▶ [Required work]:
Lines containing the word "Elise" are to be located and copied.

*** Exercise input

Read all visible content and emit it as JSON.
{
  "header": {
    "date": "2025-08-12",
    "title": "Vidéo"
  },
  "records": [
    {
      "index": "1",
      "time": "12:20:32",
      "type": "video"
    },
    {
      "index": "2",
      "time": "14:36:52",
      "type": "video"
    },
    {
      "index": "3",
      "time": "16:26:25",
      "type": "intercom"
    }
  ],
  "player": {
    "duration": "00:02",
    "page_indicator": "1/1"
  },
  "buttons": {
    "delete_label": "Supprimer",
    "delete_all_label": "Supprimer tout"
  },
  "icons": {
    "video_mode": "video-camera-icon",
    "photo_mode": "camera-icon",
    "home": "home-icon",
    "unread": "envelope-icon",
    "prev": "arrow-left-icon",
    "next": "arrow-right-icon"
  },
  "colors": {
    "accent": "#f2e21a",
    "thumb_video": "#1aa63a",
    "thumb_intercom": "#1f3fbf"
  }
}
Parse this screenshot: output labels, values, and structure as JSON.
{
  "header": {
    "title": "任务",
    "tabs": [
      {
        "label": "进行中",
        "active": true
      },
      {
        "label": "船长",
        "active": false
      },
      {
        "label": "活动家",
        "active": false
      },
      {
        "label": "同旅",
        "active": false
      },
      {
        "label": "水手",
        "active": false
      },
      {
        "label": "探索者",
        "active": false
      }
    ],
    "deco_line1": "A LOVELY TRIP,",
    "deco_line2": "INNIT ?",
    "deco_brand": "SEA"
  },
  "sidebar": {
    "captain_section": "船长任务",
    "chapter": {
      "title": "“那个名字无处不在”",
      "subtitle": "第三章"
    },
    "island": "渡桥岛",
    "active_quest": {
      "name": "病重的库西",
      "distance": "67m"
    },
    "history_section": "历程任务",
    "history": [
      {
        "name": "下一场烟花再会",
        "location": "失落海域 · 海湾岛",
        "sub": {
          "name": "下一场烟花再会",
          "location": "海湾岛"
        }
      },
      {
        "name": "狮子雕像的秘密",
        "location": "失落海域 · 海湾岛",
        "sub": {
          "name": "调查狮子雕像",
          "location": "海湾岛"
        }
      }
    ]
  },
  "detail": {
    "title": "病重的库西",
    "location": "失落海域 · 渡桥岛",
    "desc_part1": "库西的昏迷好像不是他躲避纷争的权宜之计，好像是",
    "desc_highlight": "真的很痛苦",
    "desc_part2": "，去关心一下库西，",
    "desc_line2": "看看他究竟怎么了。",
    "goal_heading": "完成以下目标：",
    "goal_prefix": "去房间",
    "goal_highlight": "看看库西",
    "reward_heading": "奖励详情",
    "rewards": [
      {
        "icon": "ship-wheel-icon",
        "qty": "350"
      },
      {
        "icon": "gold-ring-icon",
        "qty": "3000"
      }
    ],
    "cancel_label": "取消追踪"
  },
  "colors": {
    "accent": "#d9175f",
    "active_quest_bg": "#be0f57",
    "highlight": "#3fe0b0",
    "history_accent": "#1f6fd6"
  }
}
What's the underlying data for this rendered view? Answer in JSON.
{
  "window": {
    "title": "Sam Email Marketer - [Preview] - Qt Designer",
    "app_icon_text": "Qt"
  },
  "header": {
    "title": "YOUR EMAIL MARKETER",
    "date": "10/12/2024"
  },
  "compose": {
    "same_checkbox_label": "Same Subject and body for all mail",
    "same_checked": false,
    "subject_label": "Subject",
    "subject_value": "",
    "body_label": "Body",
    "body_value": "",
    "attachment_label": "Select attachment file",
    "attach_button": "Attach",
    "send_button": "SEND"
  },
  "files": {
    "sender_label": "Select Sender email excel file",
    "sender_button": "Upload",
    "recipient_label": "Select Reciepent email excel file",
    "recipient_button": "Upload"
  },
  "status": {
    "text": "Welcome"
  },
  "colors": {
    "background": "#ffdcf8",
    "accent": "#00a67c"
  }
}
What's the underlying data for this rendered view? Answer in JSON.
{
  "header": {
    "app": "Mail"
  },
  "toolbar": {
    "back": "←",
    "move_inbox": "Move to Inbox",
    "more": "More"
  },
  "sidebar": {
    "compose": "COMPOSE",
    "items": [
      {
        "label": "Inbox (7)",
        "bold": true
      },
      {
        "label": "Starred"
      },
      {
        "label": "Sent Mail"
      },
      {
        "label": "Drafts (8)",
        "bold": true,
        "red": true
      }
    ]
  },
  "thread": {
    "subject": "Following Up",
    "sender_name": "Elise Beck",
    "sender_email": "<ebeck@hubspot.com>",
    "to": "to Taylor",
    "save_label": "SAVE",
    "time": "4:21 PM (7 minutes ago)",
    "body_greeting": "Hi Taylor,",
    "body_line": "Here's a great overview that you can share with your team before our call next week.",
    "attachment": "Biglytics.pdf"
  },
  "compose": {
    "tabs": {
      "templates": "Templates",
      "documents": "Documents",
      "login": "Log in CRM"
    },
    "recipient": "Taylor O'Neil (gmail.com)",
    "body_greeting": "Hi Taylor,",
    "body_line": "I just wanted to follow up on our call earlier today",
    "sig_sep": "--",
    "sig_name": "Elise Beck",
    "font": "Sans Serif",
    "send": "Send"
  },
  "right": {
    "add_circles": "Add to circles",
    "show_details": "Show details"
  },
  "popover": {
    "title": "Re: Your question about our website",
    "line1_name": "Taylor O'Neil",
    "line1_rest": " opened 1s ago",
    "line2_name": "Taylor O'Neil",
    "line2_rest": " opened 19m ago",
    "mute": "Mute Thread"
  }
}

******

▶ [Output for this task]:
    "sender_name": "Elise Beck",
    "sig_name": "Elise Beck",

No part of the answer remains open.